EXERCISE INSTRUCTIONS:
Look through the material below. Copy every line with the string "time" in it.

SUPPLIED ENTRIES:
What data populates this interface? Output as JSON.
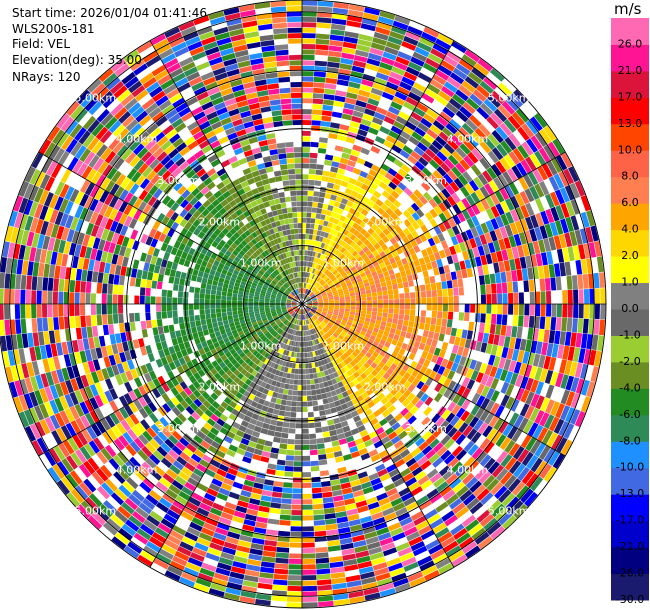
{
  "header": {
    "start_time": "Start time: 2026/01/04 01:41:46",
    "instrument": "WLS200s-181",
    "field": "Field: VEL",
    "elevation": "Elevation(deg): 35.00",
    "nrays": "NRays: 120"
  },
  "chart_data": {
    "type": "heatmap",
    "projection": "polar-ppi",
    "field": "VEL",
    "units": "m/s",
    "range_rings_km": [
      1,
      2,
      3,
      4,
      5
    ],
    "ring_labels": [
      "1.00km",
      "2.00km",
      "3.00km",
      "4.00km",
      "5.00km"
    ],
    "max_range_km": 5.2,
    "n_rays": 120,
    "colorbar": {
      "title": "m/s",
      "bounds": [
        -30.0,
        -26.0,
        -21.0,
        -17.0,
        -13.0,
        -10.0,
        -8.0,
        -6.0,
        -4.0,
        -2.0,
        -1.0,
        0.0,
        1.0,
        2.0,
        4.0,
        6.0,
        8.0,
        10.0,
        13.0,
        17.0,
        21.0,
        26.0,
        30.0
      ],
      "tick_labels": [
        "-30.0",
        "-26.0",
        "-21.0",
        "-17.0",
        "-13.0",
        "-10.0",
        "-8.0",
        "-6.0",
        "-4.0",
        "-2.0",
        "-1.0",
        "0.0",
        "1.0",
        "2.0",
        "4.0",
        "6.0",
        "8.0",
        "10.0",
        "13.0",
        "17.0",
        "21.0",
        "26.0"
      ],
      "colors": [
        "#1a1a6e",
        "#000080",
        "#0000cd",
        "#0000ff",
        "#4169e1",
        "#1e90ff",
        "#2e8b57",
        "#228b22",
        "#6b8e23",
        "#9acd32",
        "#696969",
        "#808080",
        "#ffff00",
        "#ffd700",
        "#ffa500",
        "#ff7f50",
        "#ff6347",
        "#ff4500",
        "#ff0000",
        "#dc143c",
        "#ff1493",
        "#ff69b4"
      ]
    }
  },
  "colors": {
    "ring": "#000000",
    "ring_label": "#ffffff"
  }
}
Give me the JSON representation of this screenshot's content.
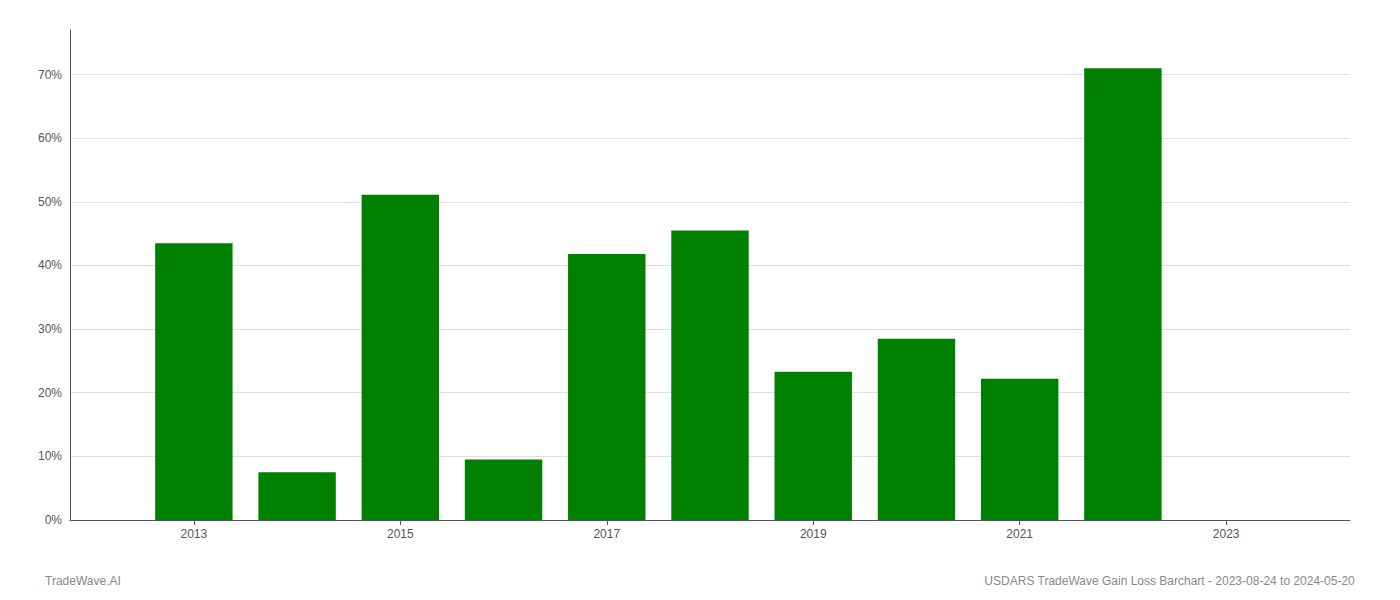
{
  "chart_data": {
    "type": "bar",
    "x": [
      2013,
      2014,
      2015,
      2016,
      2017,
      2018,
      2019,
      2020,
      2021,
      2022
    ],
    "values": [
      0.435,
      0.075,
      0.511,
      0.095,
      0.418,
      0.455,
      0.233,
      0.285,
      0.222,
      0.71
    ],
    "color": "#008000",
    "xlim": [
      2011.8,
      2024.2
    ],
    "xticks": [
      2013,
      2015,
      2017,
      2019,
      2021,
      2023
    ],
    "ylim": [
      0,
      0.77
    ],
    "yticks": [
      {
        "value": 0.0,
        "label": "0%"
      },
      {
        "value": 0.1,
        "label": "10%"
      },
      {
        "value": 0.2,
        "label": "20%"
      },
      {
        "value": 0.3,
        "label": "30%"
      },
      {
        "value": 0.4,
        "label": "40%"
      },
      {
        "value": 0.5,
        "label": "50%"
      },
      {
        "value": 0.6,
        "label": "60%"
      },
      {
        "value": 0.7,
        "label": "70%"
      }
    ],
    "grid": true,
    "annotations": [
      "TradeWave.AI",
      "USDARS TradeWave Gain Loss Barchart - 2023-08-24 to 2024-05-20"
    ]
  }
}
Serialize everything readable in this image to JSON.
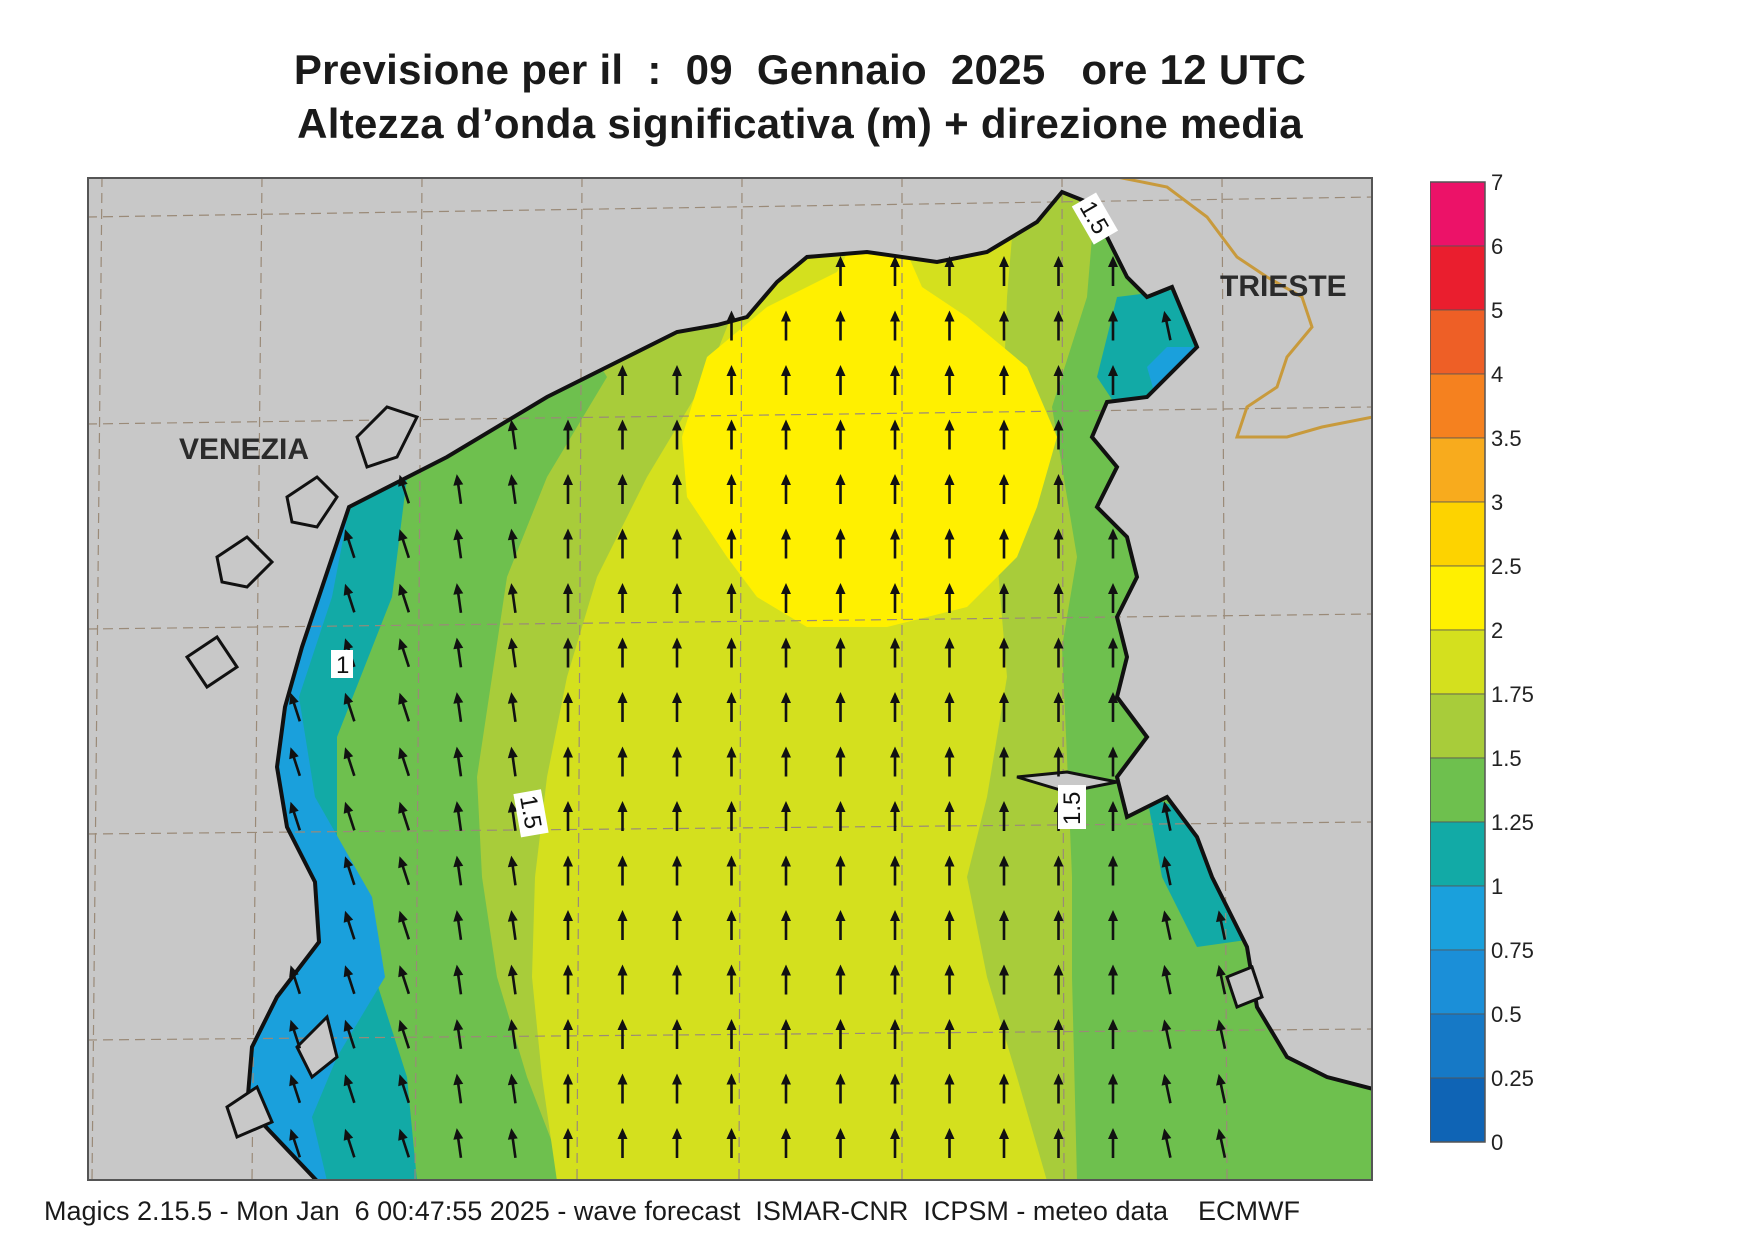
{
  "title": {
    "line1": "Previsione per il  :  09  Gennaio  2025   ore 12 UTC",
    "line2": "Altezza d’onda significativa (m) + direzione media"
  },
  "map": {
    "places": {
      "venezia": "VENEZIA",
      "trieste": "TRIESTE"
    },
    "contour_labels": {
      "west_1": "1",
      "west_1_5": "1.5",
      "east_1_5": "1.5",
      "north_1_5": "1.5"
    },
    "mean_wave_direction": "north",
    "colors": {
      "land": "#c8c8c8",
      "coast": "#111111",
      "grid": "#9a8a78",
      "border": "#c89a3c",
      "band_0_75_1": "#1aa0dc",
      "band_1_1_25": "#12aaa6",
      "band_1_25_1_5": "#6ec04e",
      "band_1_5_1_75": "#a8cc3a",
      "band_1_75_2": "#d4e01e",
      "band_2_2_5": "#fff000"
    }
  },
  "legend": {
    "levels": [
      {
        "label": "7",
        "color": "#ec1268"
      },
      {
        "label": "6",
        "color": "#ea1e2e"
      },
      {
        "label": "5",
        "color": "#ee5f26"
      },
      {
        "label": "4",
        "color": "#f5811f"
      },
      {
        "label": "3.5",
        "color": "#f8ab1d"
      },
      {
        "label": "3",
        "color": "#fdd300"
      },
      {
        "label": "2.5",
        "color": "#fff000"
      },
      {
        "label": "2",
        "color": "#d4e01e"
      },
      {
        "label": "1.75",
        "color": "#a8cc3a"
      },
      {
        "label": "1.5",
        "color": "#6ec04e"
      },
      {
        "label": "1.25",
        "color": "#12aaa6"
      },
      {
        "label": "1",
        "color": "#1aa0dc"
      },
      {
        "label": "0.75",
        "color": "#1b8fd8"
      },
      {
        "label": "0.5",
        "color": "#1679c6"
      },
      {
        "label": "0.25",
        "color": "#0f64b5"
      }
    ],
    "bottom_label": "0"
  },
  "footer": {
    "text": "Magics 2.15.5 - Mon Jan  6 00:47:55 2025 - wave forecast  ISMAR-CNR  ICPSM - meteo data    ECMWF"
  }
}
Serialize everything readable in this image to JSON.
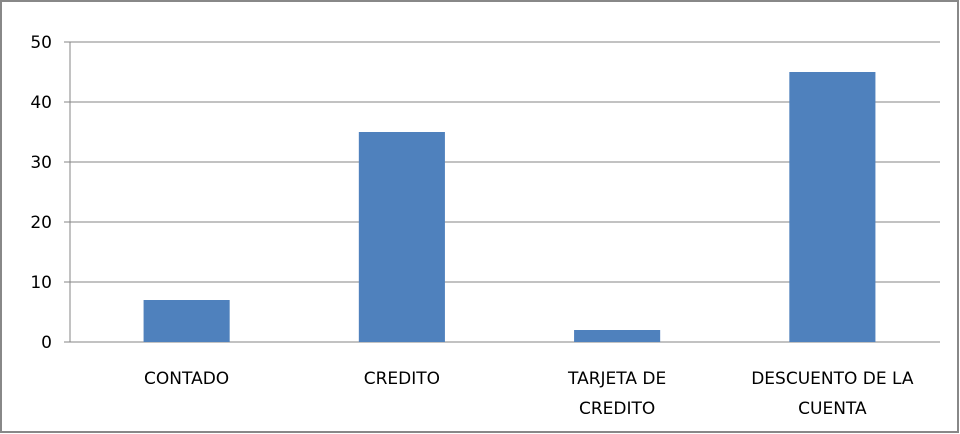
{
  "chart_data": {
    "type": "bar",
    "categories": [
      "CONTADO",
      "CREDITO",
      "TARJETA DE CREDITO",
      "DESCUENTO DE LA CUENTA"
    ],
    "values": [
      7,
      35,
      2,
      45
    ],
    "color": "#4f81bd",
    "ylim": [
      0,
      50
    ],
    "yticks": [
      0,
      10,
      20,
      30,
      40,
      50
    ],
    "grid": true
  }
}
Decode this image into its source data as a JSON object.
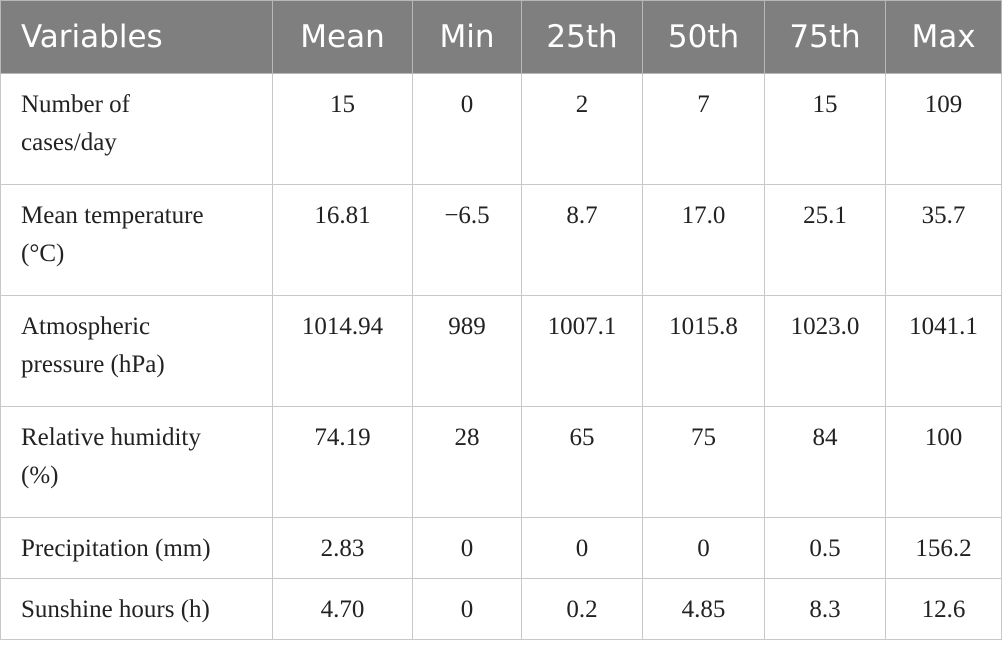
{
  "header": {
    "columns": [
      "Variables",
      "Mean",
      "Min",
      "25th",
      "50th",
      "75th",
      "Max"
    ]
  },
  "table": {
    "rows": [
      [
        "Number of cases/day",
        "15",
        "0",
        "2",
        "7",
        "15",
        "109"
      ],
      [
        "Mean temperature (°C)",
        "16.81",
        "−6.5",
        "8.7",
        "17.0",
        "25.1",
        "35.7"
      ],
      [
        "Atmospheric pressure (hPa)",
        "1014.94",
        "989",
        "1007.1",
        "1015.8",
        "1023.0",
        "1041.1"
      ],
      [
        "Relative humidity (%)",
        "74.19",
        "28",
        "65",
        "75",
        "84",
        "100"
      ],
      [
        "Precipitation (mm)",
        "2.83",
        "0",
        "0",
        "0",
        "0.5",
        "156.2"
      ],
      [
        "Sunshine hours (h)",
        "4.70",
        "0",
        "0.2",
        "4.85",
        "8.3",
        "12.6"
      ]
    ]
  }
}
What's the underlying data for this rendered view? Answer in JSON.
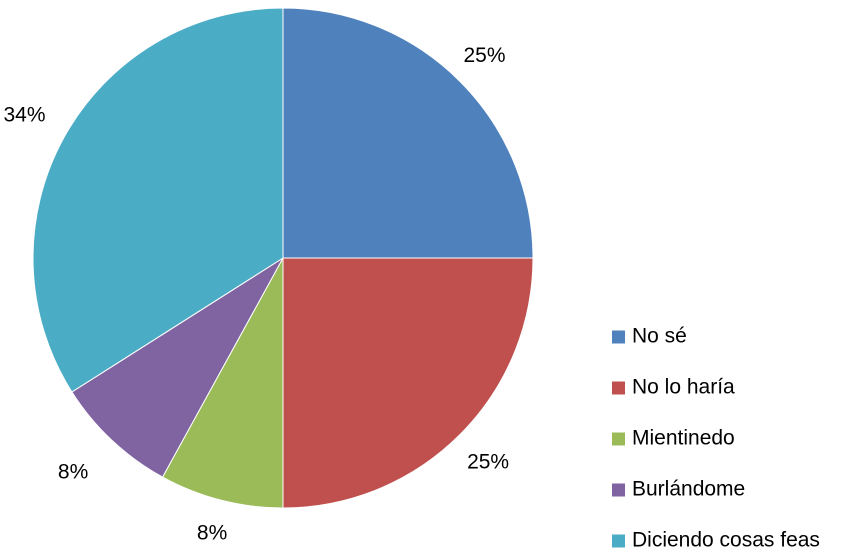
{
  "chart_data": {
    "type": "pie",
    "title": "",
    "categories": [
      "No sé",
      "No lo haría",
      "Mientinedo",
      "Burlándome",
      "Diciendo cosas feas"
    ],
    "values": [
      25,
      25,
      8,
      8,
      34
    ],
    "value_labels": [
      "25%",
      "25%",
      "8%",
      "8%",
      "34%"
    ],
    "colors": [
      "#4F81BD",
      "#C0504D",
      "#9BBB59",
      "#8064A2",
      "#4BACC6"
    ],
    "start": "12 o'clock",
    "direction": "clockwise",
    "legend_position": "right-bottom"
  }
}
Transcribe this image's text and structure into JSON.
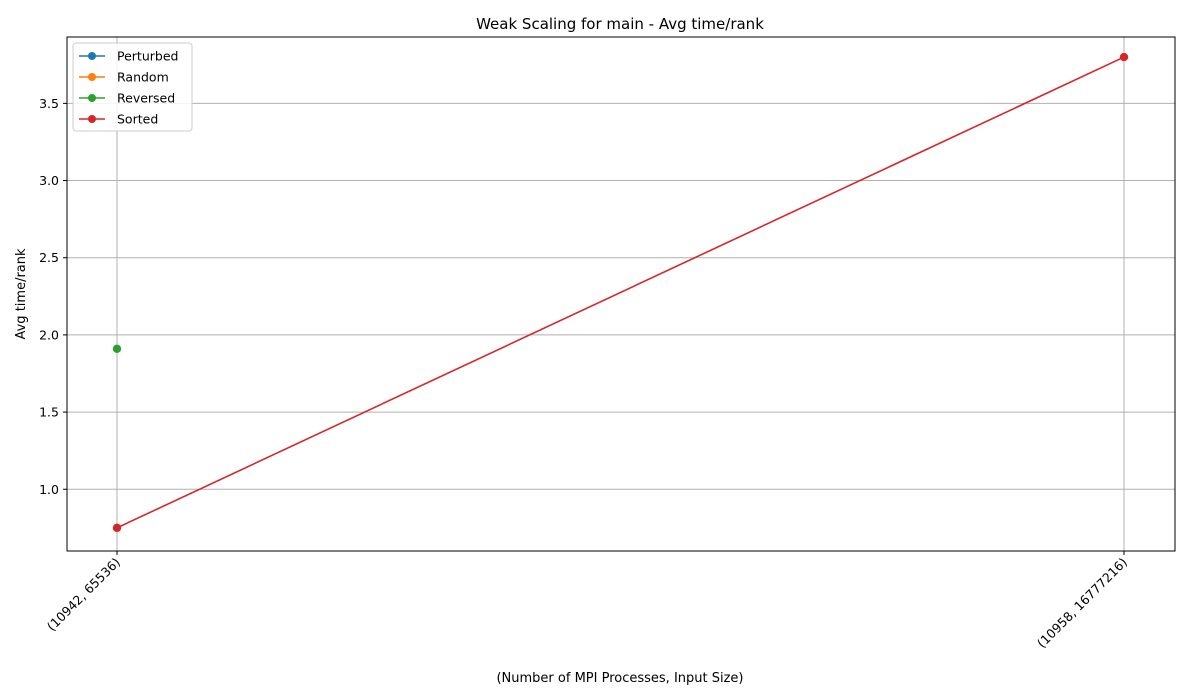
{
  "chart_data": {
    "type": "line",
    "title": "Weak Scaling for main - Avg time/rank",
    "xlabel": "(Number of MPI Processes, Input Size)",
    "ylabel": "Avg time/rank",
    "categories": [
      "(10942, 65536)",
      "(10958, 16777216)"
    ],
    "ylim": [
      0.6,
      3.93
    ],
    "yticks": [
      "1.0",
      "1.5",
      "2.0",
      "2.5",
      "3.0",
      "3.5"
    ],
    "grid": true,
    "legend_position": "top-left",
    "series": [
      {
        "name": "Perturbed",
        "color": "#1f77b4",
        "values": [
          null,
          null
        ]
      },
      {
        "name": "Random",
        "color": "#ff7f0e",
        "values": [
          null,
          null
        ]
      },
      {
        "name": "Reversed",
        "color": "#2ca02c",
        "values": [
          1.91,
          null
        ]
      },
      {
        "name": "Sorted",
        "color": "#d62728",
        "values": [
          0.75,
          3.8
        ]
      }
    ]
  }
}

SOLVED PROBLEM:
    "start_time": "Start time: 2026/01/04 01:41:46",
    "title": "Weak Scaling for main - Avg time/rank",
    "ylabel": "Avg time/rank",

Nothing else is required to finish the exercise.